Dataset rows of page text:
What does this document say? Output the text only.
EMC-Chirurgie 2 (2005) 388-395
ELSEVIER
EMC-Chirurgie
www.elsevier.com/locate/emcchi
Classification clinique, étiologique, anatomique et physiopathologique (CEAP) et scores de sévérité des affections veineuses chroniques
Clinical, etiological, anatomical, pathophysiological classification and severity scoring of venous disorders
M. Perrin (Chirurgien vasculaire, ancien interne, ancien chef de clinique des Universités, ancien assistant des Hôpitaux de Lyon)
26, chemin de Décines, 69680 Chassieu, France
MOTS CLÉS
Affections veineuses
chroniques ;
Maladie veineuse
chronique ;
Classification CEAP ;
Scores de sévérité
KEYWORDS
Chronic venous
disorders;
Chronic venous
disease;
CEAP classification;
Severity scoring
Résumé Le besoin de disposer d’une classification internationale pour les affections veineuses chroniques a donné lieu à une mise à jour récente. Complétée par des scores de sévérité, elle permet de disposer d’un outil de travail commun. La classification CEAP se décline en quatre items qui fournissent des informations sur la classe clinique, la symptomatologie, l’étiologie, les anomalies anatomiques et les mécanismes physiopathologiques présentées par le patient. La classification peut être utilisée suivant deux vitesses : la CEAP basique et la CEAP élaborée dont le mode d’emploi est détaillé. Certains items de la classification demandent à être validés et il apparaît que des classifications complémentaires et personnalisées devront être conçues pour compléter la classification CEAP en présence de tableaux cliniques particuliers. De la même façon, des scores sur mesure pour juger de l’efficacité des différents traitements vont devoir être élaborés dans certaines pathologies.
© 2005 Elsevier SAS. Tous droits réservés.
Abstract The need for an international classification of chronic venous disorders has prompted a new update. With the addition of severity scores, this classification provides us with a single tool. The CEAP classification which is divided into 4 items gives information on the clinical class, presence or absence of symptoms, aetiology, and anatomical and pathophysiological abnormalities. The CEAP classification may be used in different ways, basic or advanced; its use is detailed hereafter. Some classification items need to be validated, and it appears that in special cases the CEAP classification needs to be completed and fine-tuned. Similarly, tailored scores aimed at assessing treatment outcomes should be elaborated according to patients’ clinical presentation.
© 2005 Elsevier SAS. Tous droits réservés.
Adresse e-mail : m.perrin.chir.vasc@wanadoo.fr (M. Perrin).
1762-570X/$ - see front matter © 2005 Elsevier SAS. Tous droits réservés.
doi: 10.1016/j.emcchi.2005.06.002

Description of the task: Character for character, reproduce all of the lines above.

Solution:
What does this document say? Output the text only.
EMC-Chirurgie 2 (2005) 388-395
ELSEVIER
EMC-Chirurgie
www.elsevier.com/locate/emcchi
Classification clinique, étiologique, anatomique et physiopathologique (CEAP) et scores de sévérité des affections veineuses chroniques
Clinical, etiological, anatomical, pathophysiological classification and severity scoring of venous disorders
M. Perrin (Chirurgien vasculaire, ancien interne, ancien chef de clinique des Universités, ancien assistant des Hôpitaux de Lyon)
26, chemin de Décines, 69680 Chassieu, France
MOTS CLÉS
Affections veineuses
chroniques ;
Maladie veineuse
chronique ;
Classification CEAP ;
Scores de sévérité
KEYWORDS
Chronic venous
disorders;
Chronic venous
disease;
CEAP classification;
Severity scoring
Résumé Le besoin de disposer d’une classification internationale pour les affections veineuses chroniques a donné lieu à une mise à jour récente. Complétée par des scores de sévérité, elle permet de disposer d’un outil de travail commun. La classification CEAP se décline en quatre items qui fournissent des informations sur la classe clinique, la symptomatologie, l’étiologie, les anomalies anatomiques et les mécanismes physiopathologiques présentées par le patient. La classification peut être utilisée suivant deux vitesses : la CEAP basique et la CEAP élaborée dont le mode d’emploi est détaillé. Certains items de la classification demandent à être validés et il apparaît que des classifications complémentaires et personnalisées devront être conçues pour compléter la classification CEAP en présence de tableaux cliniques particuliers. De la même façon, des scores sur mesure pour juger de l’efficacité des différents traitements vont devoir être élaborés dans certaines pathologies.
© 2005 Elsevier SAS. Tous droits réservés.
Abstract The need for an international classification of chronic venous disorders has prompted a new update. With the addition of severity scores, this classification provides us with a single tool. The CEAP classification which is divided into 4 items gives information on the clinical class, presence or absence of symptoms, aetiology, and anatomical and pathophysiological abnormalities. The CEAP classification may be used in different ways, basic or advanced; its use is detailed hereafter. Some classification items need to be validated, and it appears that in special cases the CEAP classification needs to be completed and fine-tuned. Similarly, tailored scores aimed at assessing treatment outcomes should be elaborated according to patients’ clinical presentation.
© 2005 Elsevier SAS. Tous droits réservés.
Adresse e-mail : m.perrin.chir.vasc@wanadoo.fr (M. Perrin).
1762-570X/$ - see front matter © 2005 Elsevier SAS. Tous droits réservés.
doi: 10.1016/j.emcchi.2005.06.002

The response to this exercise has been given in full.